**Exercise task**
Your task is to repeat all of the data exactly while excluding the pictures.

Data items:
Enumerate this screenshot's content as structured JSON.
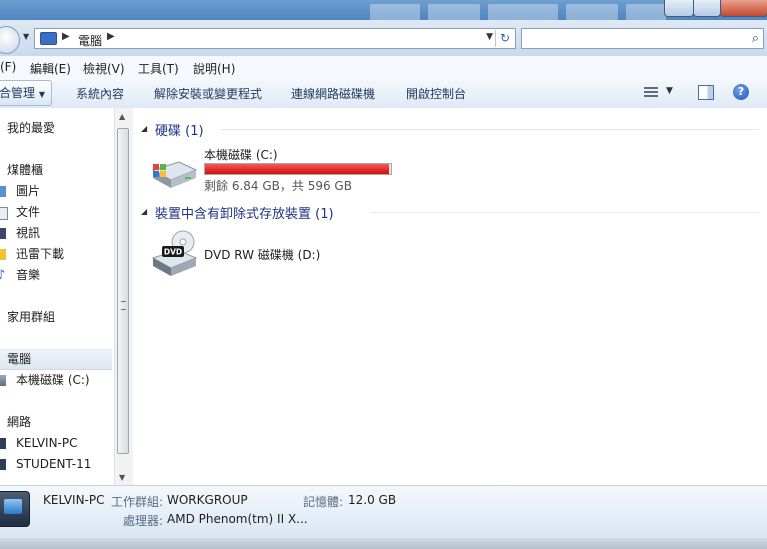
{
  "address": {
    "crumb": "電腦"
  },
  "search": {
    "placeholder": ""
  },
  "menu": {
    "items": [
      "(F)",
      "編輯(E)",
      "檢視(V)",
      "工具(T)",
      "說明(H)"
    ]
  },
  "toolbar": {
    "items": [
      "合管理",
      "系統內容",
      "解除安裝或變更程式",
      "連線網路磁碟機",
      "開啟控制台"
    ]
  },
  "nav": {
    "items": [
      {
        "label": "我的最愛"
      },
      {
        "label": "煤體櫃"
      },
      {
        "label": "圖片"
      },
      {
        "label": "文件"
      },
      {
        "label": "視訊"
      },
      {
        "label": "迅雷下載"
      },
      {
        "label": "音樂"
      },
      {
        "label": "家用群組"
      },
      {
        "label": "電腦"
      },
      {
        "label": "本機磁碟 (C:)"
      },
      {
        "label": "網路"
      },
      {
        "label": "KELVIN-PC"
      },
      {
        "label": "STUDENT-11"
      }
    ]
  },
  "groups": {
    "hard_disks": {
      "title": "硬碟 (1)"
    },
    "removable": {
      "title": "裝置中含有卸除式存放裝置 (1)"
    }
  },
  "drives": {
    "c": {
      "name": "本機磁碟 (C:)",
      "free": "剩餘 6.84 GB，共 596 GB",
      "used_fraction": 0.9885
    },
    "d": {
      "name": "DVD RW 磁碟機 (D:)",
      "badge": "DVD"
    }
  },
  "details": {
    "name": "KELVIN-PC",
    "workgroup_key": "工作群組:",
    "workgroup_val": "WORKGROUP",
    "memory_key": "記憶體:",
    "memory_val": "12.0 GB",
    "cpu_key": "處理器:",
    "cpu_val": "AMD Phenom(tm) II X..."
  },
  "colors": {
    "bar_fill": "#d30d0d",
    "group_title": "#1e3287"
  }
}
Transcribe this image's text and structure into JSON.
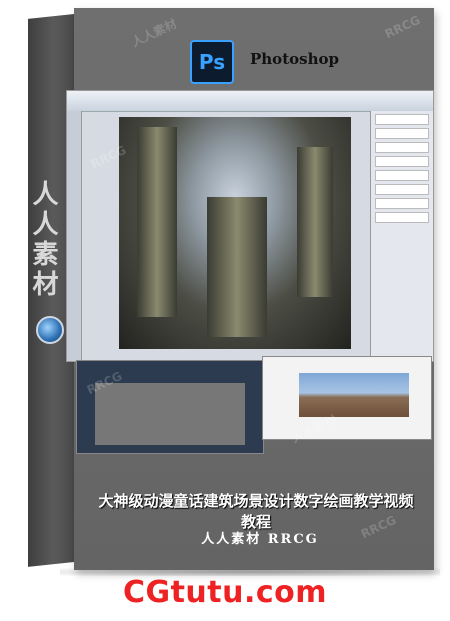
{
  "box": {
    "brand_icon": "Ps",
    "brand_name": "Photoshop",
    "spine_label": "人人素材",
    "title": "大神级动漫童话建筑场景设计数字绘画教学视频教程",
    "subtitle": "人人素材  RRCG"
  },
  "watermarks": [
    "RRCG",
    "人人素材"
  ],
  "footer": {
    "site": "CGtutu.com",
    "site_color": "#ee2222"
  },
  "colors": {
    "box_front": "#6a6a6a",
    "ps_blue": "#39a1ff"
  }
}
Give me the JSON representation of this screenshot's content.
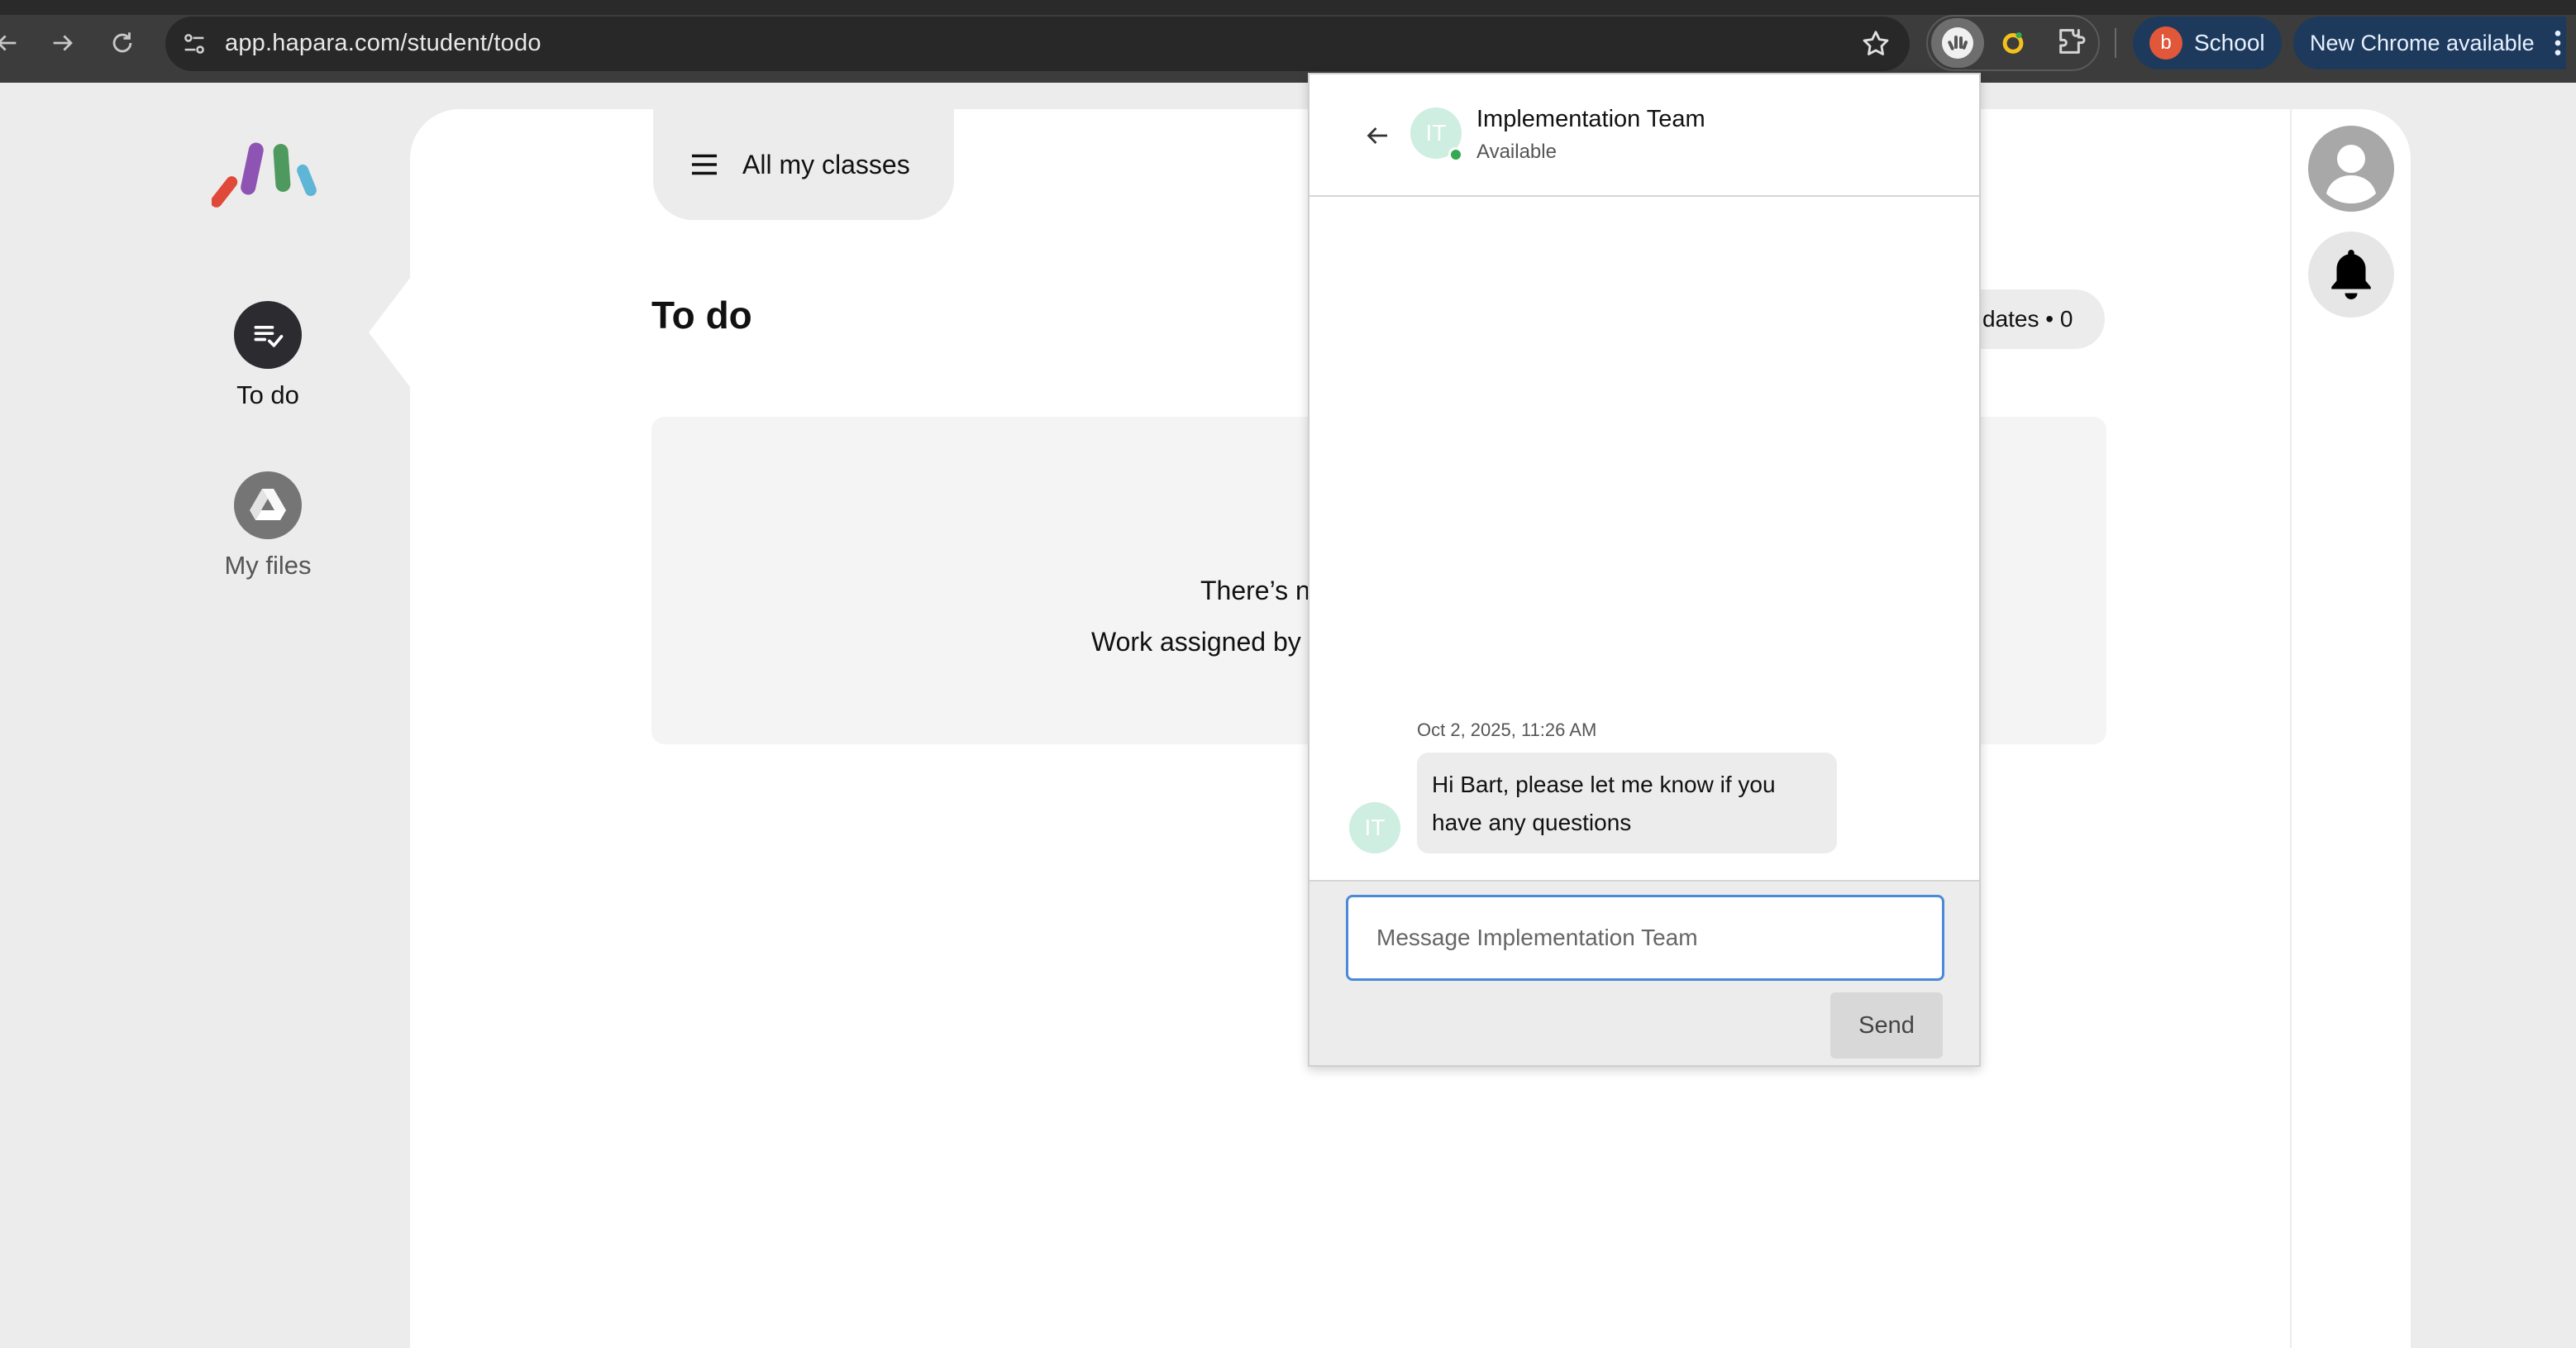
{
  "browser": {
    "url": "app.hapara.com/student/todo",
    "profile_initial": "b",
    "profile_name": "School",
    "update_label": "New Chrome available",
    "icons": {
      "back": "back-arrow-icon",
      "forward": "forward-arrow-icon",
      "reload": "reload-icon",
      "site_info": "tune-icon",
      "bookmark": "star-icon",
      "hapara_ext": "hapara-extension-icon",
      "ring_ext": "ring-extension-icon",
      "extensions": "puzzle-icon",
      "menu": "more-vertical-icon"
    },
    "colors": {
      "chip_bg": "#1d3a5c",
      "profile_avatar": "#e0573a"
    }
  },
  "sidebar": {
    "items": [
      {
        "label": "To do",
        "icon": "todo-list-check-icon",
        "active": true
      },
      {
        "label": "My files",
        "icon": "google-drive-icon",
        "active": false
      }
    ]
  },
  "header": {
    "classes_label": "All my classes",
    "page_title": "To do",
    "updates_label": "dates • 0"
  },
  "empty_state": {
    "title": "There’s n",
    "subtitle": "Work assigned by y"
  },
  "right_rail": {
    "icons": [
      "user-avatar-icon",
      "bell-icon"
    ]
  },
  "chat": {
    "contact_initials": "IT",
    "contact_name": "Implementation Team",
    "contact_status": "Available",
    "messages": [
      {
        "timestamp": "Oct 2, 2025, 11:26 AM",
        "sender_initials": "IT",
        "text": "Hi Bart, please let me know if you have any questions"
      }
    ],
    "input_placeholder": "Message Implementation Team",
    "send_label": "Send",
    "colors": {
      "avatar_bg": "#cdeee0",
      "presence": "#34a853",
      "input_border": "#4a8ad8"
    }
  }
}
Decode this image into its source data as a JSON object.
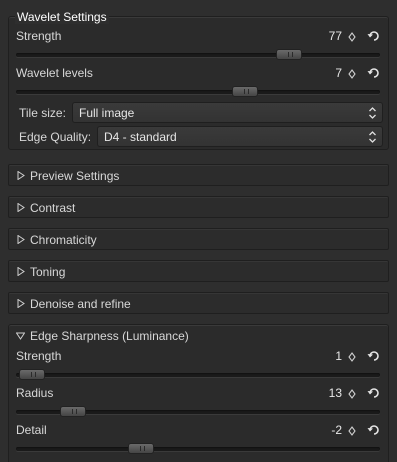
{
  "wavelet": {
    "title": "Wavelet Settings",
    "strength": {
      "label": "Strength",
      "value": "77",
      "level": 0.77
    },
    "levels": {
      "label": "Wavelet levels",
      "value": "7",
      "level": 0.64
    },
    "tile_size": {
      "label": "Tile size:",
      "selected": "Full image"
    },
    "edge_quality": {
      "label": "Edge Quality:",
      "selected": "D4 - standard"
    }
  },
  "sections": {
    "preview": "Preview Settings",
    "contrast": "Contrast",
    "chromaticity": "Chromaticity",
    "toning": "Toning",
    "denoise": "Denoise and refine"
  },
  "edge_sharpness": {
    "title": "Edge Sharpness (Luminance)",
    "strength": {
      "label": "Strength",
      "value": "1",
      "level": 0.01
    },
    "radius": {
      "label": "Radius",
      "value": "13",
      "level": 0.13
    },
    "detail": {
      "label": "Detail",
      "value": "-2",
      "level": 0.33
    }
  },
  "icons": {
    "spin": "spinner-arrows-icon",
    "reset": "reset-undo-icon",
    "collapsed": "triangle-right-icon",
    "expanded": "triangle-down-icon",
    "combo": "updown-arrows-icon"
  },
  "colors": {
    "background": "#2e2e2e",
    "text": "#d6d6d6",
    "title": "#ffffff"
  }
}
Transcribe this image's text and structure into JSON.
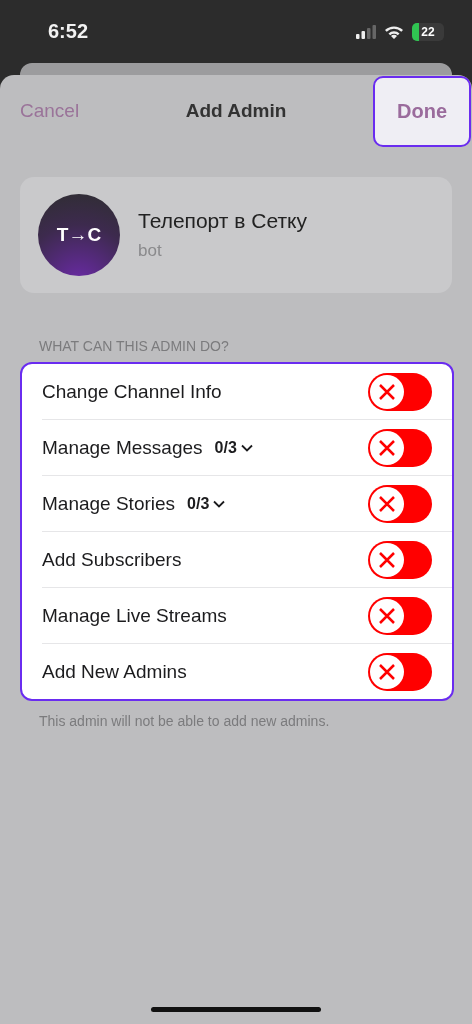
{
  "status_bar": {
    "time": "6:52",
    "battery": "22"
  },
  "nav": {
    "cancel": "Cancel",
    "title": "Add Admin",
    "done": {
      "label": "Done",
      "highlighted": true
    }
  },
  "profile": {
    "avatar_text": "T→C",
    "name": "Телепорт в Сетку",
    "subtitle": "bot"
  },
  "section_header": "WHAT CAN THIS ADMIN DO?",
  "permissions_highlighted": true,
  "permissions": [
    {
      "label": "Change Channel Info",
      "on": false
    },
    {
      "label": "Manage Messages",
      "count": "0/3",
      "expanded": false,
      "on": false
    },
    {
      "label": "Manage Stories",
      "count": "0/3",
      "expanded": false,
      "on": false
    },
    {
      "label": "Add Subscribers",
      "on": false
    },
    {
      "label": "Manage Live Streams",
      "on": false
    },
    {
      "label": "Add New Admins",
      "on": false
    }
  ],
  "footer": "This admin will not be able to add new admins."
}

**Solution below**
Enumerate this screenshot's content as structured JSON.
{
  "address": {
    "crumb": "電腦"
  },
  "search": {
    "placeholder": ""
  },
  "menu": {
    "items": [
      "(F)",
      "編輯(E)",
      "檢視(V)",
      "工具(T)",
      "說明(H)"
    ]
  },
  "toolbar": {
    "items": [
      "合管理",
      "系統內容",
      "解除安裝或變更程式",
      "連線網路磁碟機",
      "開啟控制台"
    ]
  },
  "nav": {
    "items": [
      {
        "label": "我的最愛"
      },
      {
        "label": "煤體櫃"
      },
      {
        "label": "圖片"
      },
      {
        "label": "文件"
      },
      {
        "label": "視訊"
      },
      {
        "label": "迅雷下載"
      },
      {
        "label": "音樂"
      },
      {
        "label": "家用群組"
      },
      {
        "label": "電腦"
      },
      {
        "label": "本機磁碟 (C:)"
      },
      {
        "label": "網路"
      },
      {
        "label": "KELVIN-PC"
      },
      {
        "label": "STUDENT-11"
      }
    ]
  },
  "groups": {
    "hard_disks": {
      "title": "硬碟 (1)"
    },
    "removable": {
      "title": "裝置中含有卸除式存放裝置 (1)"
    }
  },
  "drives": {
    "c": {
      "name": "本機磁碟 (C:)",
      "free": "剩餘 6.84 GB，共 596 GB",
      "used_fraction": 0.9885
    },
    "d": {
      "name": "DVD RW 磁碟機 (D:)",
      "badge": "DVD"
    }
  },
  "details": {
    "name": "KELVIN-PC",
    "workgroup_key": "工作群組:",
    "workgroup_val": "WORKGROUP",
    "memory_key": "記憶體:",
    "memory_val": "12.0 GB",
    "cpu_key": "處理器:",
    "cpu_val": "AMD Phenom(tm) II X..."
  },
  "colors": {
    "bar_fill": "#d30d0d",
    "group_title": "#1e3287"
  }
}
Transcribe this image's text and structure into JSON.
{
  "box": {
    "brand_icon": "Ps",
    "brand_name": "Photoshop",
    "spine_label": "人人素材",
    "title": "大神级动漫童话建筑场景设计数字绘画教学视频教程",
    "subtitle": "人人素材  RRCG"
  },
  "watermarks": [
    "RRCG",
    "人人素材"
  ],
  "footer": {
    "site": "CGtutu.com",
    "site_color": "#ee2222"
  },
  "colors": {
    "box_front": "#6a6a6a",
    "ps_blue": "#39a1ff"
  }
}
Give me the JSON representation of this screenshot's content.
{
  "browser": {
    "url": "app.hapara.com/student/todo",
    "profile_initial": "b",
    "profile_name": "School",
    "update_label": "New Chrome available",
    "icons": {
      "back": "back-arrow-icon",
      "forward": "forward-arrow-icon",
      "reload": "reload-icon",
      "site_info": "tune-icon",
      "bookmark": "star-icon",
      "hapara_ext": "hapara-extension-icon",
      "ring_ext": "ring-extension-icon",
      "extensions": "puzzle-icon",
      "menu": "more-vertical-icon"
    },
    "colors": {
      "chip_bg": "#1d3a5c",
      "profile_avatar": "#e0573a"
    }
  },
  "sidebar": {
    "items": [
      {
        "label": "To do",
        "icon": "todo-list-check-icon",
        "active": true
      },
      {
        "label": "My files",
        "icon": "google-drive-icon",
        "active": false
      }
    ]
  },
  "header": {
    "classes_label": "All my classes",
    "page_title": "To do",
    "updates_label": "dates • 0"
  },
  "empty_state": {
    "title": "There’s n",
    "subtitle": "Work assigned by y"
  },
  "right_rail": {
    "icons": [
      "user-avatar-icon",
      "bell-icon"
    ]
  },
  "chat": {
    "contact_initials": "IT",
    "contact_name": "Implementation Team",
    "contact_status": "Available",
    "messages": [
      {
        "timestamp": "Oct 2, 2025, 11:26 AM",
        "sender_initials": "IT",
        "text": "Hi Bart, please let me know if you have any questions"
      }
    ],
    "input_placeholder": "Message Implementation Team",
    "send_label": "Send",
    "colors": {
      "avatar_bg": "#cdeee0",
      "presence": "#34a853",
      "input_border": "#4a8ad8"
    }
  }
}
Decode this image into its source data as a JSON object.
{
  "wavelet": {
    "title": "Wavelet Settings",
    "strength": {
      "label": "Strength",
      "value": "77",
      "level": 0.77
    },
    "levels": {
      "label": "Wavelet levels",
      "value": "7",
      "level": 0.64
    },
    "tile_size": {
      "label": "Tile size:",
      "selected": "Full image"
    },
    "edge_quality": {
      "label": "Edge Quality:",
      "selected": "D4 - standard"
    }
  },
  "sections": {
    "preview": "Preview Settings",
    "contrast": "Contrast",
    "chromaticity": "Chromaticity",
    "toning": "Toning",
    "denoise": "Denoise and refine"
  },
  "edge_sharpness": {
    "title": "Edge Sharpness (Luminance)",
    "strength": {
      "label": "Strength",
      "value": "1",
      "level": 0.01
    },
    "radius": {
      "label": "Radius",
      "value": "13",
      "level": 0.13
    },
    "detail": {
      "label": "Detail",
      "value": "-2",
      "level": 0.33
    }
  },
  "icons": {
    "spin": "spinner-arrows-icon",
    "reset": "reset-undo-icon",
    "collapsed": "triangle-right-icon",
    "expanded": "triangle-down-icon",
    "combo": "updown-arrows-icon"
  },
  "colors": {
    "background": "#2e2e2e",
    "text": "#d6d6d6",
    "title": "#ffffff"
  }
}
Transcribe this image's text and structure into JSON.
{
  "status_bar": {
    "time": "6:52",
    "battery": "22"
  },
  "nav": {
    "cancel": "Cancel",
    "title": "Add Admin",
    "done": {
      "label": "Done",
      "highlighted": true
    }
  },
  "profile": {
    "avatar_text": "T→C",
    "name": "Телепорт в Сетку",
    "subtitle": "bot"
  },
  "section_header": "WHAT CAN THIS ADMIN DO?",
  "permissions_highlighted": true,
  "permissions": [
    {
      "label": "Change Channel Info",
      "on": false
    },
    {
      "label": "Manage Messages",
      "count": "0/3",
      "expanded": false,
      "on": false
    },
    {
      "label": "Manage Stories",
      "count": "0/3",
      "expanded": false,
      "on": false
    },
    {
      "label": "Add Subscribers",
      "on": false
    },
    {
      "label": "Manage Live Streams",
      "on": false
    },
    {
      "label": "Add New Admins",
      "on": false
    }
  ],
  "footer": "This admin will not be able to add new admins."
}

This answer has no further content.